● TASK INSTRUCTIONS
Scan the following material for the string "labels" and copy each line in which it appears.
· · ·
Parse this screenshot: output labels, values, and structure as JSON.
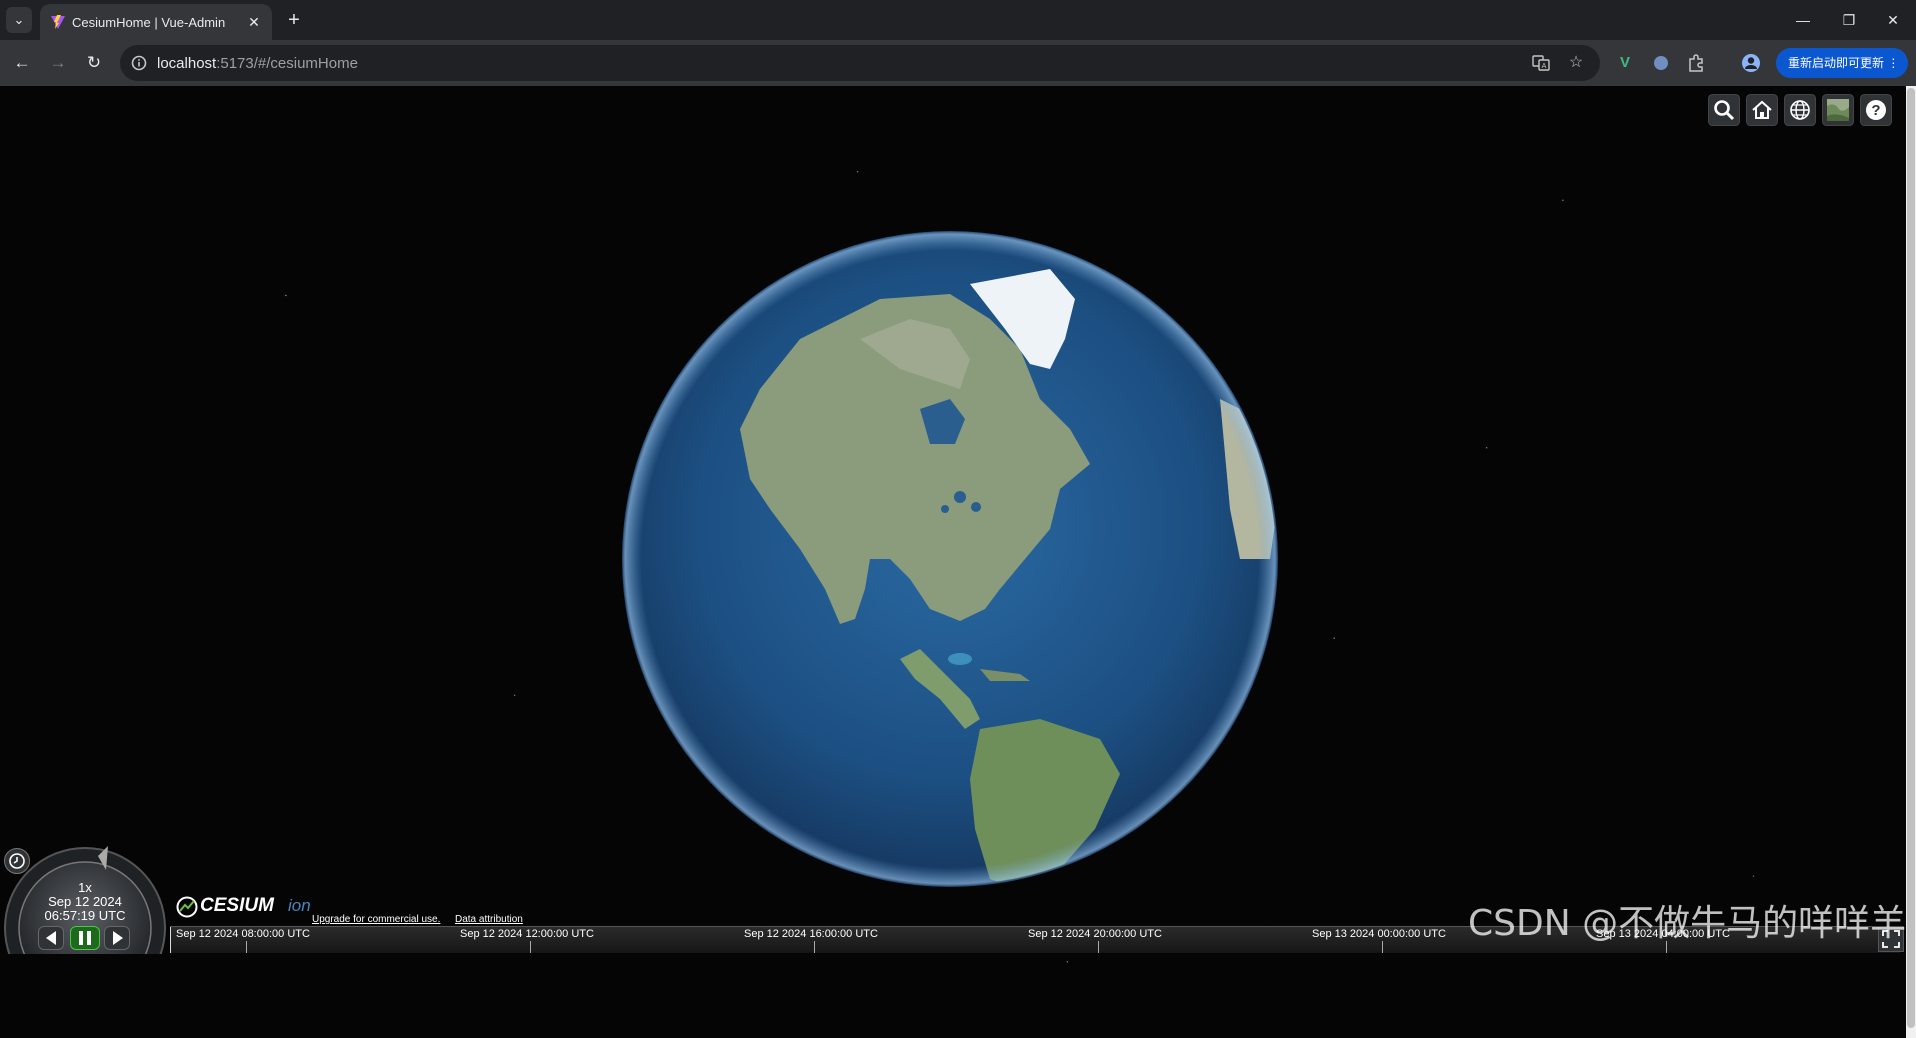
{
  "browser": {
    "tab": {
      "title": "CesiumHome | Vue-Admin",
      "close": "✕"
    },
    "new_tab": "+",
    "tab_list": "⌄",
    "window": {
      "minimize": "—",
      "restore": "❐",
      "close": "✕"
    },
    "nav": {
      "back": "←",
      "forward": "→",
      "reload": "↻"
    },
    "address": {
      "host": "localhost",
      "path": ":5173/#/cesiumHome"
    },
    "update_button": "重新启动即可更新 ⋮",
    "icons": [
      "translate-icon",
      "bookmark-star-icon",
      "vue-devtools-icon",
      "extension-circle-icon",
      "extensions-puzzle-icon",
      "profile-icon"
    ]
  },
  "cesium": {
    "toolbar": [
      "geocoder-search-icon",
      "home-icon",
      "scene-mode-globe-icon",
      "base-layer-picker-icon",
      "help-icon"
    ],
    "animation": {
      "speed": "1x",
      "date": "Sep 12 2024",
      "time": "06:57:19 UTC"
    },
    "credits": {
      "logo": "CESIUM",
      "logo_suffix": "ion",
      "upgrade": "Upgrade for commercial use.",
      "attribution": "Data attribution"
    },
    "timeline": {
      "labels": [
        "Sep 12 2024 08:00:00 UTC",
        "Sep 12 2024 12:00:00 UTC",
        "Sep 12 2024 16:00:00 UTC",
        "Sep 12 2024 20:00:00 UTC",
        "Sep 13 2024 00:00:00 UTC",
        "Sep 13 2024 04:00:00 UTC"
      ]
    }
  },
  "watermark": "CSDN @不做牛马的咩咩羊",
  "colors": {
    "chrome_dark": "#202124",
    "chrome_toolbar": "#35363a",
    "update_blue": "#0b57d0",
    "ocean": "#1f5a8e",
    "pause_green": "#4ec34e"
  }
}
· · ·
● SOLUTION FOR THIS PROBLEM
Parse this screenshot: output labels, values, and structure as JSON.
      "labels": [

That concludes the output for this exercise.